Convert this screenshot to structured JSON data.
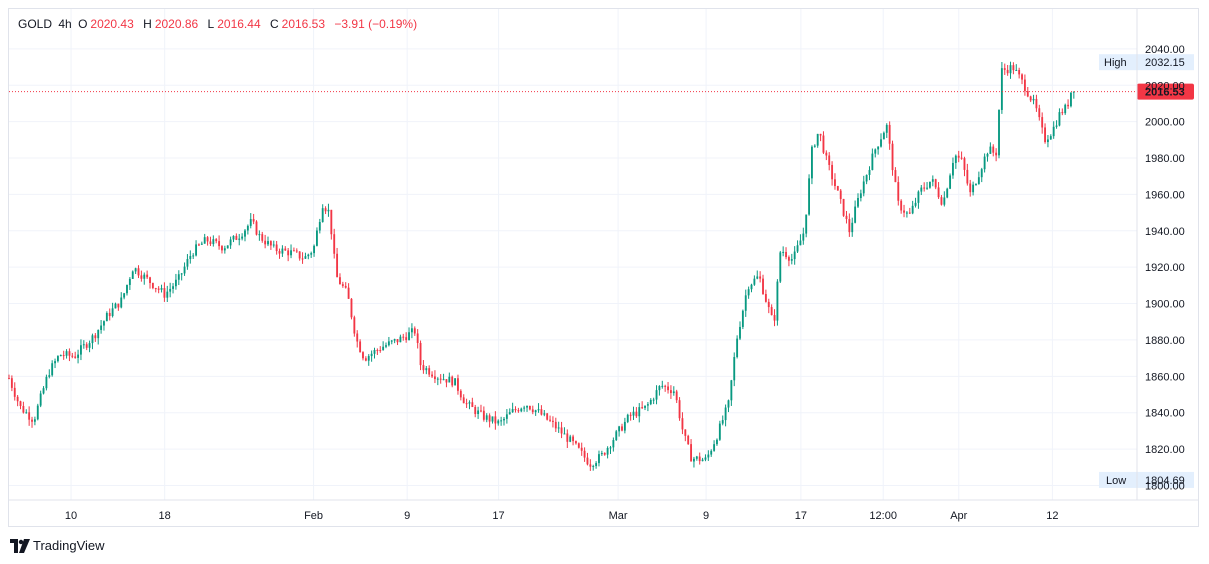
{
  "header": {
    "symbol": "GOLD",
    "interval": "4h",
    "o_label": "O",
    "o_value": "2020.43",
    "h_label": "H",
    "h_value": "2020.86",
    "l_label": "L",
    "l_value": "2016.44",
    "c_label": "C",
    "c_value": "2016.53",
    "change": "−3.91 (−0.19%)"
  },
  "brand": {
    "text": "TradingView"
  },
  "colors": {
    "up": "#089981",
    "down": "#f23645",
    "grid": "#f0f3fa",
    "label_bg": "#e3effd"
  },
  "chart_data": {
    "type": "candlestick",
    "ylim": [
      1792,
      2046
    ],
    "y_ticks": [
      "1800.00",
      "1820.00",
      "1840.00",
      "1860.00",
      "1880.00",
      "1900.00",
      "1920.00",
      "1940.00",
      "1960.00",
      "1980.00",
      "2000.00",
      "2020.00",
      "2040.00"
    ],
    "x_ticks": [
      {
        "label": "10",
        "t": 0.055
      },
      {
        "label": "18",
        "t": 0.138
      },
      {
        "label": "Feb",
        "t": 0.27
      },
      {
        "label": "9",
        "t": 0.353
      },
      {
        "label": "17",
        "t": 0.434
      },
      {
        "label": "Mar",
        "t": 0.54
      },
      {
        "label": "9",
        "t": 0.618
      },
      {
        "label": "17",
        "t": 0.702
      },
      {
        "label": "12:00",
        "t": 0.775
      },
      {
        "label": "Apr",
        "t": 0.842
      },
      {
        "label": "12",
        "t": 0.925
      }
    ],
    "price_path": [
      [
        0.0,
        1859
      ],
      [
        0.01,
        1843
      ],
      [
        0.022,
        1836
      ],
      [
        0.035,
        1862
      ],
      [
        0.045,
        1872
      ],
      [
        0.058,
        1871
      ],
      [
        0.075,
        1882
      ],
      [
        0.088,
        1894
      ],
      [
        0.1,
        1902
      ],
      [
        0.11,
        1920
      ],
      [
        0.125,
        1912
      ],
      [
        0.138,
        1905
      ],
      [
        0.15,
        1913
      ],
      [
        0.162,
        1928
      ],
      [
        0.175,
        1935
      ],
      [
        0.19,
        1931
      ],
      [
        0.205,
        1938
      ],
      [
        0.215,
        1945
      ],
      [
        0.222,
        1937
      ],
      [
        0.235,
        1930
      ],
      [
        0.25,
        1928
      ],
      [
        0.262,
        1925
      ],
      [
        0.27,
        1930
      ],
      [
        0.278,
        1955
      ],
      [
        0.284,
        1950
      ],
      [
        0.29,
        1915
      ],
      [
        0.3,
        1905
      ],
      [
        0.308,
        1880
      ],
      [
        0.315,
        1870
      ],
      [
        0.33,
        1876
      ],
      [
        0.345,
        1880
      ],
      [
        0.36,
        1885
      ],
      [
        0.365,
        1866
      ],
      [
        0.38,
        1860
      ],
      [
        0.395,
        1857
      ],
      [
        0.405,
        1845
      ],
      [
        0.42,
        1838
      ],
      [
        0.435,
        1834
      ],
      [
        0.445,
        1840
      ],
      [
        0.458,
        1845
      ],
      [
        0.47,
        1840
      ],
      [
        0.485,
        1832
      ],
      [
        0.5,
        1823
      ],
      [
        0.515,
        1812
      ],
      [
        0.525,
        1816
      ],
      [
        0.535,
        1825
      ],
      [
        0.55,
        1838
      ],
      [
        0.565,
        1843
      ],
      [
        0.578,
        1855
      ],
      [
        0.59,
        1852
      ],
      [
        0.598,
        1828
      ],
      [
        0.605,
        1815
      ],
      [
        0.618,
        1814
      ],
      [
        0.628,
        1828
      ],
      [
        0.638,
        1845
      ],
      [
        0.645,
        1880
      ],
      [
        0.655,
        1910
      ],
      [
        0.665,
        1915
      ],
      [
        0.672,
        1900
      ],
      [
        0.678,
        1888
      ],
      [
        0.684,
        1930
      ],
      [
        0.695,
        1924
      ],
      [
        0.705,
        1940
      ],
      [
        0.712,
        1985
      ],
      [
        0.718,
        1995
      ],
      [
        0.725,
        1978
      ],
      [
        0.735,
        1960
      ],
      [
        0.745,
        1940
      ],
      [
        0.755,
        1962
      ],
      [
        0.768,
        1985
      ],
      [
        0.778,
        1998
      ],
      [
        0.788,
        1955
      ],
      [
        0.798,
        1948
      ],
      [
        0.808,
        1962
      ],
      [
        0.818,
        1968
      ],
      [
        0.828,
        1955
      ],
      [
        0.838,
        1982
      ],
      [
        0.845,
        1978
      ],
      [
        0.852,
        1960
      ],
      [
        0.86,
        1972
      ],
      [
        0.868,
        1985
      ],
      [
        0.875,
        1982
      ],
      [
        0.88,
        2028
      ],
      [
        0.89,
        2030
      ],
      [
        0.9,
        2020
      ],
      [
        0.91,
        2008
      ],
      [
        0.918,
        1990
      ],
      [
        0.925,
        1995
      ],
      [
        0.932,
        2005
      ],
      [
        0.938,
        2008
      ],
      [
        0.942,
        2018
      ],
      [
        0.944,
        2016.53
      ]
    ],
    "last_price": "2016.53",
    "high": {
      "label": "High",
      "value": "2032.15"
    },
    "low": {
      "label": "Low",
      "value": "1804.69"
    }
  }
}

================================

TASK TO COMPLETE.
Return all of the entries exactly as written, but drop any pictures they hold.

FULL SOLUTION.
Convert this screenshot to structured JSON data.
{
  "header": {
    "symbol": "GOLD",
    "interval": "4h",
    "o_label": "O",
    "o_value": "2020.43",
    "h_label": "H",
    "h_value": "2020.86",
    "l_label": "L",
    "l_value": "2016.44",
    "c_label": "C",
    "c_value": "2016.53",
    "change": "−3.91 (−0.19%)"
  },
  "brand": {
    "text": "TradingView"
  },
  "colors": {
    "up": "#089981",
    "down": "#f23645",
    "grid": "#f0f3fa",
    "label_bg": "#e3effd"
  },
  "chart_data": {
    "type": "candlestick",
    "ylim": [
      1792,
      2046
    ],
    "y_ticks": [
      "1800.00",
      "1820.00",
      "1840.00",
      "1860.00",
      "1880.00",
      "1900.00",
      "1920.00",
      "1940.00",
      "1960.00",
      "1980.00",
      "2000.00",
      "2020.00",
      "2040.00"
    ],
    "x_ticks": [
      {
        "label": "10",
        "t": 0.055
      },
      {
        "label": "18",
        "t": 0.138
      },
      {
        "label": "Feb",
        "t": 0.27
      },
      {
        "label": "9",
        "t": 0.353
      },
      {
        "label": "17",
        "t": 0.434
      },
      {
        "label": "Mar",
        "t": 0.54
      },
      {
        "label": "9",
        "t": 0.618
      },
      {
        "label": "17",
        "t": 0.702
      },
      {
        "label": "12:00",
        "t": 0.775
      },
      {
        "label": "Apr",
        "t": 0.842
      },
      {
        "label": "12",
        "t": 0.925
      }
    ],
    "price_path": [
      [
        0.0,
        1859
      ],
      [
        0.01,
        1843
      ],
      [
        0.022,
        1836
      ],
      [
        0.035,
        1862
      ],
      [
        0.045,
        1872
      ],
      [
        0.058,
        1871
      ],
      [
        0.075,
        1882
      ],
      [
        0.088,
        1894
      ],
      [
        0.1,
        1902
      ],
      [
        0.11,
        1920
      ],
      [
        0.125,
        1912
      ],
      [
        0.138,
        1905
      ],
      [
        0.15,
        1913
      ],
      [
        0.162,
        1928
      ],
      [
        0.175,
        1935
      ],
      [
        0.19,
        1931
      ],
      [
        0.205,
        1938
      ],
      [
        0.215,
        1945
      ],
      [
        0.222,
        1937
      ],
      [
        0.235,
        1930
      ],
      [
        0.25,
        1928
      ],
      [
        0.262,
        1925
      ],
      [
        0.27,
        1930
      ],
      [
        0.278,
        1955
      ],
      [
        0.284,
        1950
      ],
      [
        0.29,
        1915
      ],
      [
        0.3,
        1905
      ],
      [
        0.308,
        1880
      ],
      [
        0.315,
        1870
      ],
      [
        0.33,
        1876
      ],
      [
        0.345,
        1880
      ],
      [
        0.36,
        1885
      ],
      [
        0.365,
        1866
      ],
      [
        0.38,
        1860
      ],
      [
        0.395,
        1857
      ],
      [
        0.405,
        1845
      ],
      [
        0.42,
        1838
      ],
      [
        0.435,
        1834
      ],
      [
        0.445,
        1840
      ],
      [
        0.458,
        1845
      ],
      [
        0.47,
        1840
      ],
      [
        0.485,
        1832
      ],
      [
        0.5,
        1823
      ],
      [
        0.515,
        1812
      ],
      [
        0.525,
        1816
      ],
      [
        0.535,
        1825
      ],
      [
        0.55,
        1838
      ],
      [
        0.565,
        1843
      ],
      [
        0.578,
        1855
      ],
      [
        0.59,
        1852
      ],
      [
        0.598,
        1828
      ],
      [
        0.605,
        1815
      ],
      [
        0.618,
        1814
      ],
      [
        0.628,
        1828
      ],
      [
        0.638,
        1845
      ],
      [
        0.645,
        1880
      ],
      [
        0.655,
        1910
      ],
      [
        0.665,
        1915
      ],
      [
        0.672,
        1900
      ],
      [
        0.678,
        1888
      ],
      [
        0.684,
        1930
      ],
      [
        0.695,
        1924
      ],
      [
        0.705,
        1940
      ],
      [
        0.712,
        1985
      ],
      [
        0.718,
        1995
      ],
      [
        0.725,
        1978
      ],
      [
        0.735,
        1960
      ],
      [
        0.745,
        1940
      ],
      [
        0.755,
        1962
      ],
      [
        0.768,
        1985
      ],
      [
        0.778,
        1998
      ],
      [
        0.788,
        1955
      ],
      [
        0.798,
        1948
      ],
      [
        0.808,
        1962
      ],
      [
        0.818,
        1968
      ],
      [
        0.828,
        1955
      ],
      [
        0.838,
        1982
      ],
      [
        0.845,
        1978
      ],
      [
        0.852,
        1960
      ],
      [
        0.86,
        1972
      ],
      [
        0.868,
        1985
      ],
      [
        0.875,
        1982
      ],
      [
        0.88,
        2028
      ],
      [
        0.89,
        2030
      ],
      [
        0.9,
        2020
      ],
      [
        0.91,
        2008
      ],
      [
        0.918,
        1990
      ],
      [
        0.925,
        1995
      ],
      [
        0.932,
        2005
      ],
      [
        0.938,
        2008
      ],
      [
        0.942,
        2018
      ],
      [
        0.944,
        2016.53
      ]
    ],
    "last_price": "2016.53",
    "high": {
      "label": "High",
      "value": "2032.15"
    },
    "low": {
      "label": "Low",
      "value": "1804.69"
    }
  }
}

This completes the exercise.